Quinta-feira, 2 de Junho de 2011

A crise dos pepinos e a crise da União Europeia

O modo como os alemães, as suas autoridades sanitárias trataram a emergência de uma bactéria letal, transportada, ao que parece, em legumes frescos, põe a nu a crise do valor "União" que campeia, na actualidade, no projecto europeu.

Os nacionalismos, os egoísmos patrióticos, veja-se mesmo uma certa xenofobia e a inexistência de uma dimensão europeia para a cidadania, estão a minar o projecto europeu de Schuman e Adenauer.

O meu cronista, jornalista do DN, dá hoje à estampa, superior e bruta análise deste incidente, que está a custar milhares de milhões de euros aos agricultores andaluzes.

Leiam-na por aqui.

OBJETIVO DO EXERCÍCIO
No excerto acima sobre a crise dos pepinos, repita sem alterações tudo desde "O modo como" até "no projecto europeu.".

EXTRATOS DO MATERIAL
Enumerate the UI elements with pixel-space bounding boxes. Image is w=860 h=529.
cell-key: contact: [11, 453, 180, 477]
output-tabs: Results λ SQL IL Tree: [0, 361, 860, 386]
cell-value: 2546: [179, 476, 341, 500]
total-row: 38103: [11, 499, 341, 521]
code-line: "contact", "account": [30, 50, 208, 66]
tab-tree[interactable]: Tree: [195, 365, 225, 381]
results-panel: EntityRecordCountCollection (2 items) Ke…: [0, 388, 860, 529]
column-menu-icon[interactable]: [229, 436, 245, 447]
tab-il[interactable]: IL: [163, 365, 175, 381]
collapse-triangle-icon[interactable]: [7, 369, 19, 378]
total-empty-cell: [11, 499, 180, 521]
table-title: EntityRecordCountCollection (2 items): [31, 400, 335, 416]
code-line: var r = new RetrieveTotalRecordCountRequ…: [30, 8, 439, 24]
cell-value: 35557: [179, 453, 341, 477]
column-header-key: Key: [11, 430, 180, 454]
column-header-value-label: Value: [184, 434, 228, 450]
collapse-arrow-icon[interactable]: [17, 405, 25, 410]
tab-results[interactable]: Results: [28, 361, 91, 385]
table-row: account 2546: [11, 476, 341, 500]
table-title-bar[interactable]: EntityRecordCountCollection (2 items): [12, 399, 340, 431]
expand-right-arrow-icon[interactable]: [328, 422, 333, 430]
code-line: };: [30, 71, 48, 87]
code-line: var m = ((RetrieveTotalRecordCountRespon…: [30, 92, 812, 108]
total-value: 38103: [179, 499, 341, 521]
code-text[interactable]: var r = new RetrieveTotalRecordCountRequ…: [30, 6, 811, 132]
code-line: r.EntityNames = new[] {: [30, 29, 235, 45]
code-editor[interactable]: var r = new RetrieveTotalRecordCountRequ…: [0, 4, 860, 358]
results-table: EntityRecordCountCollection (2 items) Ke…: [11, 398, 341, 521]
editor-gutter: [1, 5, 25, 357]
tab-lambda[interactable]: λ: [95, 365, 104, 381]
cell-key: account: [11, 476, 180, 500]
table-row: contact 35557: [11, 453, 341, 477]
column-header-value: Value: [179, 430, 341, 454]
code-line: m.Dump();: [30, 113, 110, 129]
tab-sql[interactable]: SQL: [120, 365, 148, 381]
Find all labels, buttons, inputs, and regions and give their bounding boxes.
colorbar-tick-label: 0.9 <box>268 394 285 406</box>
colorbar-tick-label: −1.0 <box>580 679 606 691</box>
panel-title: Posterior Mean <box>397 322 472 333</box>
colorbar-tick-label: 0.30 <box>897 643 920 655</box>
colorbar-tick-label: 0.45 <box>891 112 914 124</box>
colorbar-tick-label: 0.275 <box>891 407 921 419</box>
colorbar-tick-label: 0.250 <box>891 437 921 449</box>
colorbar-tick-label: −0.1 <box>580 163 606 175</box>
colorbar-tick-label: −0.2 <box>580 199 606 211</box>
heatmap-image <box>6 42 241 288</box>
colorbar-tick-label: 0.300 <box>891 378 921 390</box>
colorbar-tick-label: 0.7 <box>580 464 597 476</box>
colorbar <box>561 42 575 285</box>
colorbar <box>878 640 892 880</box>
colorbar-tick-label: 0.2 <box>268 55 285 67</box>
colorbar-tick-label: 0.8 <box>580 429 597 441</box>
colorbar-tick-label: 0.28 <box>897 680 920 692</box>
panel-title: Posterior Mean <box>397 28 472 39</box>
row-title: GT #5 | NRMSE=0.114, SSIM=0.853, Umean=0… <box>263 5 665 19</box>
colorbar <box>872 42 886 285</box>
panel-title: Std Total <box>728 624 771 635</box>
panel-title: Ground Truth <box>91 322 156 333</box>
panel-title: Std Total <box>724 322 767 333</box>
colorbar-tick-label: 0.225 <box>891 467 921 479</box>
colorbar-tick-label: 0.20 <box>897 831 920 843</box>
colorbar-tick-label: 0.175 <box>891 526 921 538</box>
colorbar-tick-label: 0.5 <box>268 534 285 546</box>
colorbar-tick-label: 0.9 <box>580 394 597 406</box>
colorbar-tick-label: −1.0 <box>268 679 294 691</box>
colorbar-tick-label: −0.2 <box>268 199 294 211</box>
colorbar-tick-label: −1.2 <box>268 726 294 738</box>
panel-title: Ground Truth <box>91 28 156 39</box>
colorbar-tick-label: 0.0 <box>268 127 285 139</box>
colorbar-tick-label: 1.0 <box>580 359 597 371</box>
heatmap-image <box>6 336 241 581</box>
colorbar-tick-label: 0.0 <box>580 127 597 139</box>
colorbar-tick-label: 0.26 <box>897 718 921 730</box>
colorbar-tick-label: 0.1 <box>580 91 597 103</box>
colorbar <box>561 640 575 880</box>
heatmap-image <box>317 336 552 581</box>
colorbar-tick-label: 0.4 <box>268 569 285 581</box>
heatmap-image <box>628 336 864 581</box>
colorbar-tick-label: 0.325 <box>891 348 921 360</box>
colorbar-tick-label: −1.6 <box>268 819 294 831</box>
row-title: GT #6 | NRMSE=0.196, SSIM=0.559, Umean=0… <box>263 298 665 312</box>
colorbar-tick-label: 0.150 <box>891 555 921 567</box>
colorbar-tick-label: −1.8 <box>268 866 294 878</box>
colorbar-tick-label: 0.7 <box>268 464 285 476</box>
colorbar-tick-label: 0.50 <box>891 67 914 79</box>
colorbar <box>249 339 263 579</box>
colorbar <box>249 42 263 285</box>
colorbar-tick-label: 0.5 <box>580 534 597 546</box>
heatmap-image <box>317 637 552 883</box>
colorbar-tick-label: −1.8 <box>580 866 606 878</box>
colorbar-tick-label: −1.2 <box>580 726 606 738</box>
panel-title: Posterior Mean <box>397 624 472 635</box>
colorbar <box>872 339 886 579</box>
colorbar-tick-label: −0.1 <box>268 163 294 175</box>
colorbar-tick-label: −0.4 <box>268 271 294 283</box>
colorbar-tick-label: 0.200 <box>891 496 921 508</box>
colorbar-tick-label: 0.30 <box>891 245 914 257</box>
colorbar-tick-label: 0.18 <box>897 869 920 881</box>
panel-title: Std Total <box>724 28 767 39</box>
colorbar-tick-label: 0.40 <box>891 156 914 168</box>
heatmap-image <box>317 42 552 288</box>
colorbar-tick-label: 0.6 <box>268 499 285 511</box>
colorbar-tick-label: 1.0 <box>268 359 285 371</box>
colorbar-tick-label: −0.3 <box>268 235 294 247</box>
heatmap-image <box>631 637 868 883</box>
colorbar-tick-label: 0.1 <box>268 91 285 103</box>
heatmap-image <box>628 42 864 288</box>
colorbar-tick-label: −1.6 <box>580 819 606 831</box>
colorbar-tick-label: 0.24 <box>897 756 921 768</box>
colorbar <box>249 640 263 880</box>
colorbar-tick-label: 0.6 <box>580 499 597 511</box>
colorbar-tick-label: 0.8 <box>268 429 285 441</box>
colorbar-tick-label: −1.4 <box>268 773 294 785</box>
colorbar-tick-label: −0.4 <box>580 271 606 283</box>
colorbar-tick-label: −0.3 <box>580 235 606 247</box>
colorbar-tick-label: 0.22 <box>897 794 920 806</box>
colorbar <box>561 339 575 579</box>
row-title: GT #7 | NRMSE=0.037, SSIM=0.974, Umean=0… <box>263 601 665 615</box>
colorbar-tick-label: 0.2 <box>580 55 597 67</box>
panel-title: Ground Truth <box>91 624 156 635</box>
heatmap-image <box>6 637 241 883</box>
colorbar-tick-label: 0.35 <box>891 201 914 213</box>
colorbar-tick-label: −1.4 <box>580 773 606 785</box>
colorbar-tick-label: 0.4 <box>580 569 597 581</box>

RESPOSTA À TAREFA
O modo como os alemães, as suas autoridades sanitárias trataram a emergência de uma bactéria letal, transportada, ao que parece, em legumes frescos, põe a nu a crise do valor "União" que campeia, na actualidade, no projecto europeu.